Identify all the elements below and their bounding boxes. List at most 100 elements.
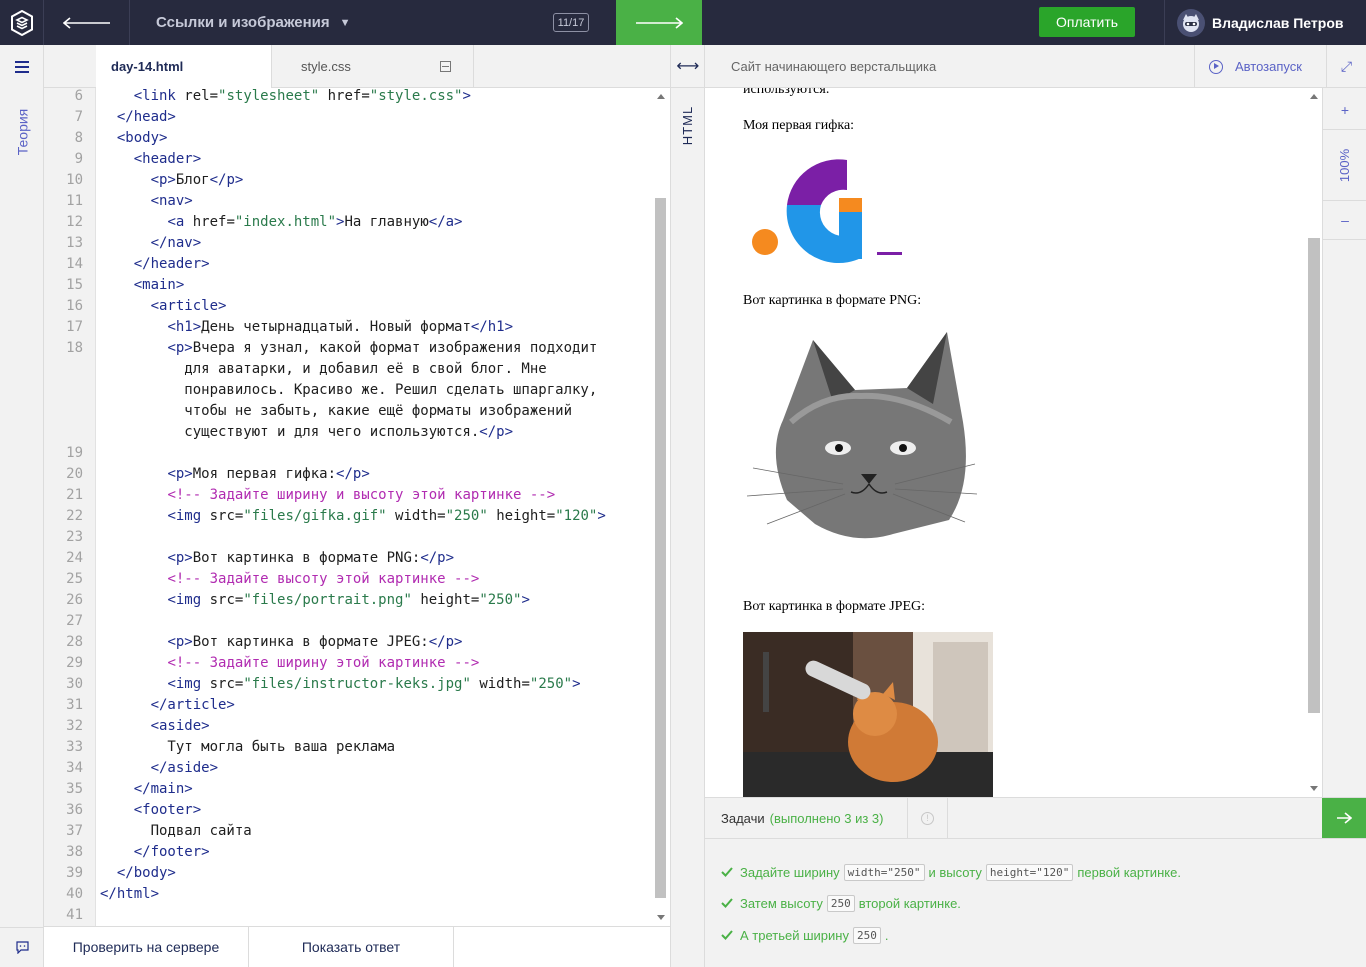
scroll-down-icon[interactable]: [657, 915, 665, 920]
check-icon: [721, 898, 733, 908]
line-number: 26: [66, 592, 83, 608]
tasks-label: Задачи: [721, 810, 765, 826]
line-number: 29: [66, 655, 83, 671]
line-number: 20: [66, 466, 83, 482]
info-icon[interactable]: !: [908, 798, 948, 838]
tasks-toggle[interactable]: Задачи (выполнено 3 из 3): [721, 798, 883, 838]
line-number: 30: [66, 676, 83, 692]
tasks-header: Задачи (выполнено 3 из 3) !: [705, 797, 1366, 839]
user-menu[interactable]: Владислав Петров: [1164, 0, 1366, 45]
zoom-value: 100%: [1337, 148, 1353, 182]
tab-css-file[interactable]: style.css: [272, 45, 474, 88]
code-line: Тут могла быть ваша реклама: [100, 739, 396, 755]
code-line: <link rel="stylesheet" href="style.css">: [133, 88, 471, 104]
fullscreen-icon[interactable]: ⤢: [1326, 45, 1366, 88]
line-number: [44, 380, 95, 401]
task-text: и высоту: [928, 864, 982, 880]
chat-icon[interactable]: [0, 927, 44, 967]
zoom-out-button[interactable]: –: [1323, 200, 1366, 240]
task-list: Задайте ширину width="250" и высоту heig…: [705, 839, 1366, 967]
next-task-arrow-icon[interactable]: [1322, 798, 1366, 838]
pay-button[interactable]: Оплатить: [1039, 7, 1135, 37]
scroll-up-icon[interactable]: [657, 94, 665, 99]
html-mode-label: HTML: [680, 105, 696, 145]
line-number: 40: [66, 886, 83, 902]
check-on-server-button[interactable]: Проверить на сервере: [44, 927, 249, 967]
line-number: 10: [66, 172, 83, 188]
zoom-in-button[interactable]: +: [1323, 90, 1366, 130]
back-arrow-icon[interactable]: [44, 0, 130, 45]
theory-tab[interactable]: Теория: [4, 97, 40, 167]
line-number: 23: [66, 529, 83, 545]
code-line: </body>: [116, 865, 176, 881]
code-line: <p>Блог</p>: [150, 172, 244, 188]
jpeg-caption: Вот картинка в формате JPEG:: [743, 599, 925, 614]
html-mode-toggle[interactable]: HTML: [671, 100, 705, 150]
theory-label: Теория: [14, 108, 30, 156]
line-number: 6: [74, 88, 83, 104]
png-caption: Вот картинка в формате PNG:: [743, 293, 922, 308]
code-editor[interactable]: <link rel="stylesheet" href="style.css">…: [96, 88, 652, 926]
line-number: 38: [66, 844, 83, 860]
line-number: 24: [66, 550, 83, 566]
logo-icon[interactable]: [0, 0, 44, 45]
code-line: <p>Моя первая гифка:</p>: [167, 466, 370, 482]
lesson-title-dropdown[interactable]: Ссылки и изображения ▼: [130, 0, 616, 45]
code-line: <!-- Задайте ширину этой картинке -->: [167, 655, 480, 671]
line-number: 27: [66, 613, 83, 629]
editor-scrollbar[interactable]: [652, 88, 670, 926]
line-number: 13: [66, 235, 83, 251]
task-item: Затем высоту 250 второй картинке.: [721, 892, 961, 914]
autorun-label: Автозапуск: [1235, 59, 1302, 74]
task-code: width="250": [843, 863, 925, 881]
code-line: для аватарки, и добавил её в свой блог. …: [100, 361, 547, 377]
code-line: <nav>: [150, 193, 193, 209]
line-number: 18: [66, 340, 83, 356]
show-answer-button[interactable]: Показать ответ: [249, 927, 454, 967]
line-number: [44, 401, 95, 422]
line-number: 15: [66, 277, 83, 293]
line-number: 8: [74, 130, 83, 146]
cat-portrait-image: [743, 324, 979, 565]
scroll-thumb[interactable]: [1308, 238, 1320, 713]
line-number: 32: [66, 718, 83, 734]
scroll-up-icon[interactable]: [1310, 94, 1318, 99]
collapse-icon[interactable]: [440, 61, 451, 72]
task-text: первой картинке.: [1077, 864, 1181, 880]
code-line: <img src="files/instructor-keks.jpg" wid…: [167, 676, 581, 692]
swap-panels-icon[interactable]: ⟷: [671, 45, 705, 88]
gif-caption: Моя первая гифка:: [743, 118, 855, 133]
zoom-level: 100%: [1323, 130, 1366, 200]
code-line: </aside>: [150, 760, 219, 776]
menu-icon[interactable]: [0, 45, 44, 89]
code-line: <!-- Задайте ширину и высоту этой картин…: [167, 487, 556, 503]
panel-divider: ⟷ HTML: [670, 45, 705, 967]
check-icon: [721, 930, 733, 940]
lesson-title: Ссылки и изображения: [156, 14, 330, 31]
line-number: 16: [66, 298, 83, 314]
tab-html-file[interactable]: day-14.html: [96, 45, 272, 88]
next-arrow-icon[interactable]: [616, 0, 702, 45]
code-line: </header>: [133, 256, 210, 272]
line-number: 31: [66, 697, 83, 713]
task-text: второй картинке.: [858, 895, 961, 911]
autorun-toggle[interactable]: Автозапуск: [1194, 45, 1326, 88]
chevron-down-icon: ▼: [339, 16, 351, 29]
code-line: понравилось. Красиво же. Решил сделать ш…: [100, 382, 598, 398]
task-code: height="120": [985, 863, 1074, 881]
code-line: чтобы не забыть, какие ещё форматы изобр…: [100, 403, 573, 419]
code-line: <main>: [133, 277, 185, 293]
code-line: </main>: [133, 781, 193, 797]
code-line: </html>: [100, 886, 160, 902]
task-code: 250: [826, 894, 855, 912]
code-line: <p>Вот картинка в формате JPEG:</p>: [167, 634, 463, 650]
avatar: [1177, 8, 1205, 37]
scroll-down-icon[interactable]: [1310, 786, 1318, 791]
line-number: 37: [66, 823, 83, 839]
line-number: 33: [66, 739, 83, 755]
scroll-thumb[interactable]: [655, 198, 666, 898]
preview-scrollbar[interactable]: [1306, 88, 1322, 797]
============
* _TASK DESCRIPTION_
Find each line in the entries above that contains the string "Задачи", and copy those lines.

* _CORRECT RESPONSE_
tasks-label: Задачи: [721, 810, 765, 826]
tasks-toggle[interactable]: Задачи (выполнено 3 из 3): [721, 798, 883, 838]
tasks-header: Задачи (выполнено 3 из 3) !: [705, 797, 1366, 839]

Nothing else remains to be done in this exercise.